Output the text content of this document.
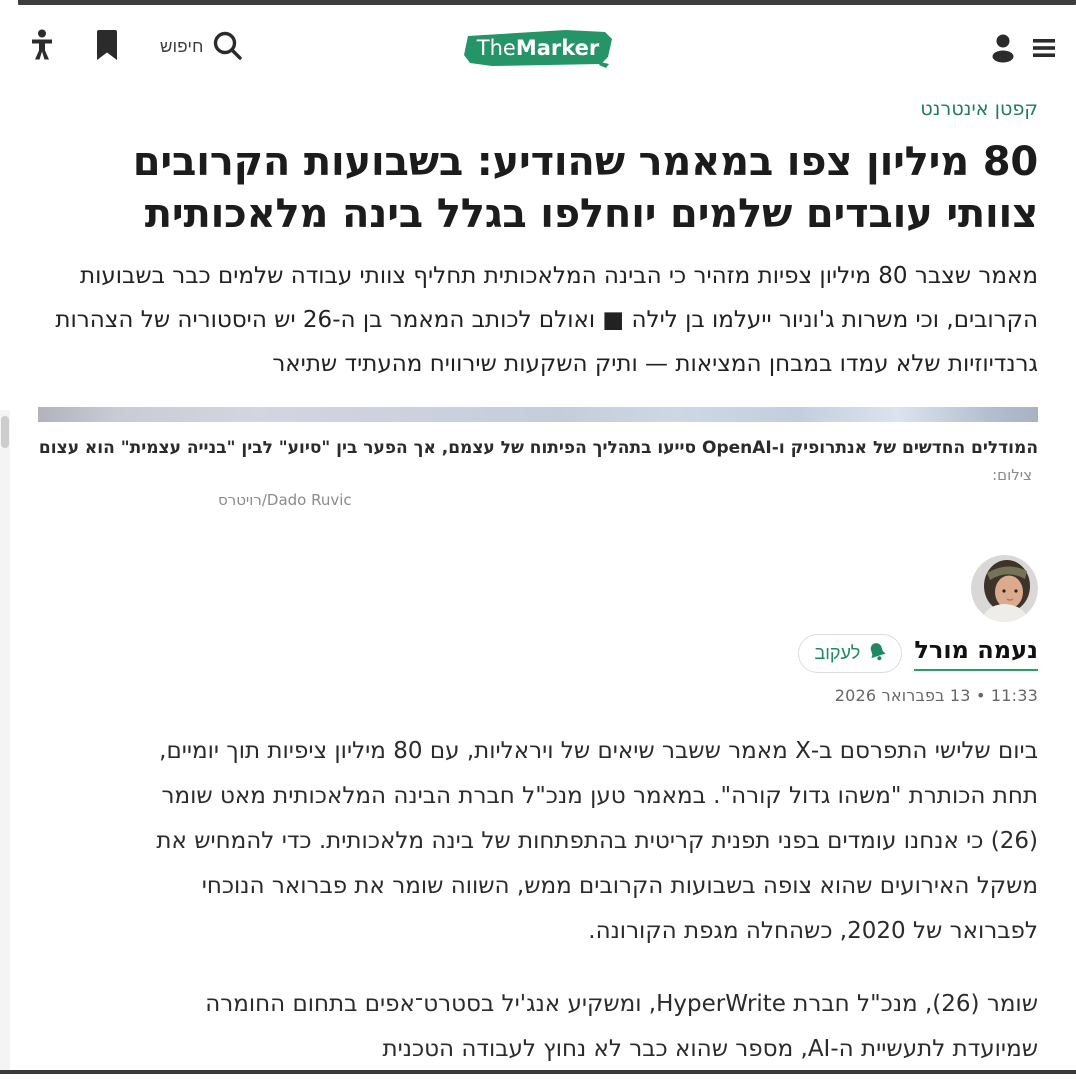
חיפוש	TheMarker
קפטן אינטרנט
80 מיליון צפו במאמר שהודיע: בשבועות הקרובים צוותי עובדים שלמים יוחלפו בגלל בינה מלאכותית

מאמר שצבר 80 מיליון צפיות מזהיר כי הבינה המלאכותית תחליף צוותי עבודה שלמים כבר בשבועות הקרובים, וכי משרות ג'וניור ייעלמו בן לילה ■ ואולם לכותב המאמר בן ה-26 יש היסטוריה של הצהרות גרנדיוזיות שלא עמדו במבחן המציאות — ותיק השקעות שירוויח מהעתיד שתיאר

המודלים החדשים של אנתרופיק ו-OpenAI סייעו בתהליך הפיתוח של עצמם, אך הפער בין "סיוע" לבין "בנייה עצמית" הוא עצום צילום:
רויטרס/Dado Ruvic
נעמה מורל
לעקוב
11:33 • 13 בפברואר 2026

ביום שלישי התפרסם ב-X מאמר ששבר שיאים של ויראליות, עם 80 מיליון ציפיות תוך יומיים, תחת הכותרת "משהו גדול קורה". במאמר טען מנכ"ל חברת הבינה המלאכותית מאט שומר (26) כי אנחנו עומדים בפני תפנית קריטית בהתפתחות של בינה מלאכותית. כדי להמחיש את משקל האירועים שהוא צופה בשבועות הקרובים ממש, השווה שומר את פברואר הנוכחי לפברואר של 2020, כשהחלה מגפת הקורונה.

שומר (26), מנכ"ל חברת HyperWrite, ומשקיע אנג'יל בסטרט־אפים בתחום החומרה שמיועדת לתעשיית ה-AI, מספר שהוא כבר לא נחוץ לעבודה הטכנית
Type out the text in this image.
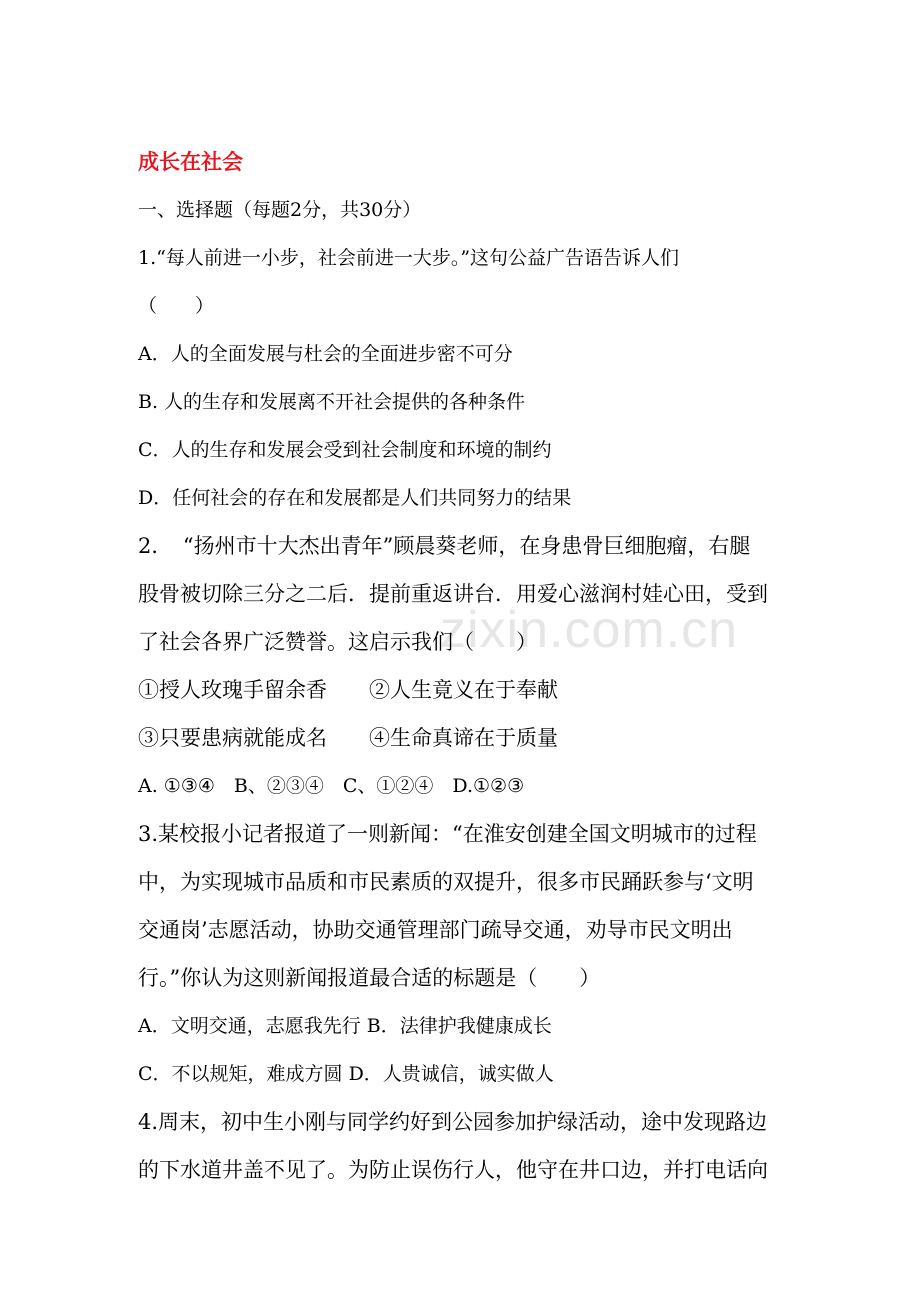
zixin.com.cn
成长在社会
一、选择题（每题2分，共30分）
1.“每人前进一小步，社会前进一大步。”这句公益广告语告诉人们
（　　）
A．人的全面发展与杜会的全面进步密不可分
B. 人的生存和发展离不开社会提供的各种条件
C．人的生存和发展会受到社会制度和环境的制约
D．任何社会的存在和发展都是人们共同努力的结果
2．　“扬州市十大杰出青年”顾晨葵老师，在身患骨巨细胞瘤，右腿
股骨被切除三分之二后．提前重返讲台．用爱心滋润村娃心田，受到
了社会各界广泛赞誉。这启示我们（　　）
①授人玫瑰手留余香　　②人生竟义在于奉献
③只要患病就能成名　　④生命真谛在于质量
A. ①③④　B、②③④　C、①②④　D.①②③
3.某校报小记者报道了一则新闻：“在淮安创建全国文明城市的过程
中，为实现城市品质和市民素质的双提升，很多市民踊跃参与‘文明
交通岗’志愿活动，协助交通管理部门疏导交通，劝导市民文明出
行。”你认为这则新闻报道最合适的标题是（　　）
A．文明交通，志愿我先行 B．法律护我健康成长
C．不以规矩，难成方圆 D．人贵诚信，诚实做人
4.周末，初中生小刚与同学约好到公园参加护绿活动，途中发现路边
的下水道井盖不见了。为防止误伤行人，他守在井口边，并打电话向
========================================================================
## Problem to solve
Set down every entry word for word, but omit the pictures.

## Solution for this exercise
Output the text content of this document.
חיפוש	TheMarker
קפטן אינטרנט
80 מיליון צפו במאמר שהודיע: בשבועות הקרובים צוותי עובדים שלמים יוחלפו בגלל בינה מלאכותית

מאמר שצבר 80 מיליון צפיות מזהיר כי הבינה המלאכותית תחליף צוותי עבודה שלמים כבר בשבועות הקרובים, וכי משרות ג'וניור ייעלמו בן לילה ■ ואולם לכותב המאמר בן ה-26 יש היסטוריה של הצהרות גרנדיוזיות שלא עמדו במבחן המציאות — ותיק השקעות שירוויח מהעתיד שתיאר

המודלים החדשים של אנתרופיק ו-OpenAI סייעו בתהליך הפיתוח של עצמם, אך הפער בין "סיוע" לבין "בנייה עצמית" הוא עצום צילום:
רויטרס/Dado Ruvic
נעמה מורל
לעקוב
11:33 • 13 בפברואר 2026

ביום שלישי התפרסם ב-X מאמר ששבר שיאים של ויראליות, עם 80 מיליון ציפיות תוך יומיים, תחת הכותרת "משהו גדול קורה". במאמר טען מנכ"ל חברת הבינה המלאכותית מאט שומר (26) כי אנחנו עומדים בפני תפנית קריטית בהתפתחות של בינה מלאכותית. כדי להמחיש את משקל האירועים שהוא צופה בשבועות הקרובים ממש, השווה שומר את פברואר הנוכחי לפברואר של 2020, כשהחלה מגפת הקורונה.

שומר (26), מנכ"ל חברת HyperWrite, ומשקיע אנג'יל בסטרט־אפים בתחום החומרה שמיועדת לתעשיית ה-AI, מספר שהוא כבר לא נחוץ לעבודה הטכנית
Type out the text in this image.
zixin.com.cn
成长在社会
一、选择题（每题2分，共30分）
1.“每人前进一小步，社会前进一大步。”这句公益广告语告诉人们
（　　）
A．人的全面发展与杜会的全面进步密不可分
B. 人的生存和发展离不开社会提供的各种条件
C．人的生存和发展会受到社会制度和环境的制约
D．任何社会的存在和发展都是人们共同努力的结果
2．　“扬州市十大杰出青年”顾晨葵老师，在身患骨巨细胞瘤，右腿
股骨被切除三分之二后．提前重返讲台．用爱心滋润村娃心田，受到
了社会各界广泛赞誉。这启示我们（　　）
①授人玫瑰手留余香　　②人生竟义在于奉献
③只要患病就能成名　　④生命真谛在于质量
A. ①③④　B、②③④　C、①②④　D.①②③
3.某校报小记者报道了一则新闻：“在淮安创建全国文明城市的过程
中，为实现城市品质和市民素质的双提升，很多市民踊跃参与‘文明
交通岗’志愿活动，协助交通管理部门疏导交通，劝导市民文明出
行。”你认为这则新闻报道最合适的标题是（　　）
A．文明交通，志愿我先行 B．法律护我健康成长
C．不以规矩，难成方圆 D．人贵诚信，诚实做人
4.周末，初中生小刚与同学约好到公园参加护绿活动，途中发现路边
的下水道井盖不见了。为防止误伤行人，他守在井口边，并打电话向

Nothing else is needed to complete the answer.